[Collected data]
━━━━━━━━━━
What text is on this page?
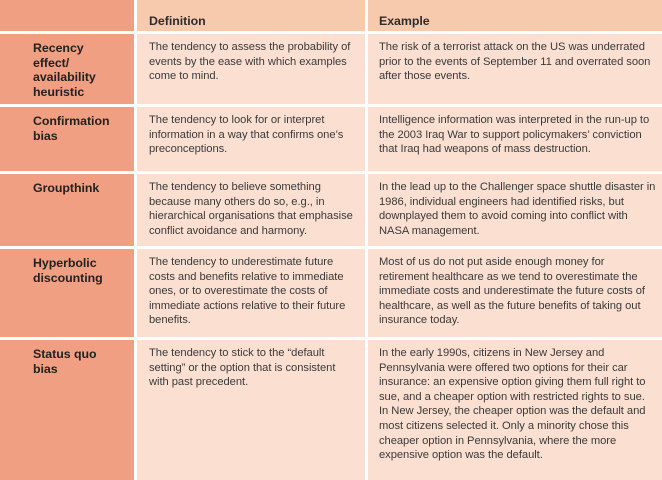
Definition	Example
Recency effect/ availability heuristic
The tendency to assess the probability of events by the ease with which examples come to mind.
The risk of a terrorist attack on the US was underrated prior to the events of September 11 and overrated soon after those events.
Confirmation bias
The tendency to look for or interpret information in a way that confirms one’s preconceptions.
Intelligence information was interpreted in the run-up to the 2003 Iraq War to support policymakers’ conviction that Iraq had weapons of mass destruction.
Groupthink	The tendency to believe something because many others do so, e.g., in hierarchical organisations that emphasise conflict avoidance and harmony.
In the lead up to the Challenger space shuttle disaster in 1986, individual engineers had identified risks, but downplayed them to avoid coming into conflict with NASA management.
Hyperbolic discounting
The tendency to underestimate future costs and benefits relative to immediate ones, or to overestimate the costs of immediate actions relative to their future benefits.
Most of us do not put aside enough money for retirement healthcare as we tend to overestimate the immediate costs and underestimate the future costs of healthcare, as well as the future benefits of taking out insurance today.
Status quo bias
The tendency to stick to the “default setting” or the option that is consistent with past precedent.
In the early 1990s, citizens in New Jersey and Pennsylvania were offered two options for their car insurance: an expensive option giving them full right to sue, and a cheaper option with restricted rights to sue. In New Jersey, the cheaper option was the default and most citizens selected it. Only a minority chose this cheaper option in Pennsylvania, where the more expensive option was the default.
━━━━━━━━━━
:: EXERCISE ::
Would you set down the listing exactly, omitting pictures?

:: EXERCISE OUTPUT ::
What text is on this page?
Definition	Example
Recency effect/ availability heuristic
The tendency to assess the probability of events by the ease with which examples come to mind.
The risk of a terrorist attack on the US was underrated prior to the events of September 11 and overrated soon after those events.
Confirmation bias
The tendency to look for or interpret information in a way that confirms one’s preconceptions.
Intelligence information was interpreted in the run-up to the 2003 Iraq War to support policymakers’ conviction that Iraq had weapons of mass destruction.
Groupthink	The tendency to believe something because many others do so, e.g., in hierarchical organisations that emphasise conflict avoidance and harmony.
In the lead up to the Challenger space shuttle disaster in 1986, individual engineers had identified risks, but downplayed them to avoid coming into conflict with NASA management.
Hyperbolic discounting
The tendency to underestimate future costs and benefits relative to immediate ones, or to overestimate the costs of immediate actions relative to their future benefits.
Most of us do not put aside enough money for retirement healthcare as we tend to overestimate the immediate costs and underestimate the future costs of healthcare, as well as the future benefits of taking out insurance today.
Status quo bias
The tendency to stick to the “default setting” or the option that is consistent with past precedent.
In the early 1990s, citizens in New Jersey and Pennsylvania were offered two options for their car insurance: an expensive option giving them full right to sue, and a cheaper option with restricted rights to sue. In New Jersey, the cheaper option was the default and most citizens selected it. Only a minority chose this cheaper option in Pennsylvania, where the more expensive option was the default.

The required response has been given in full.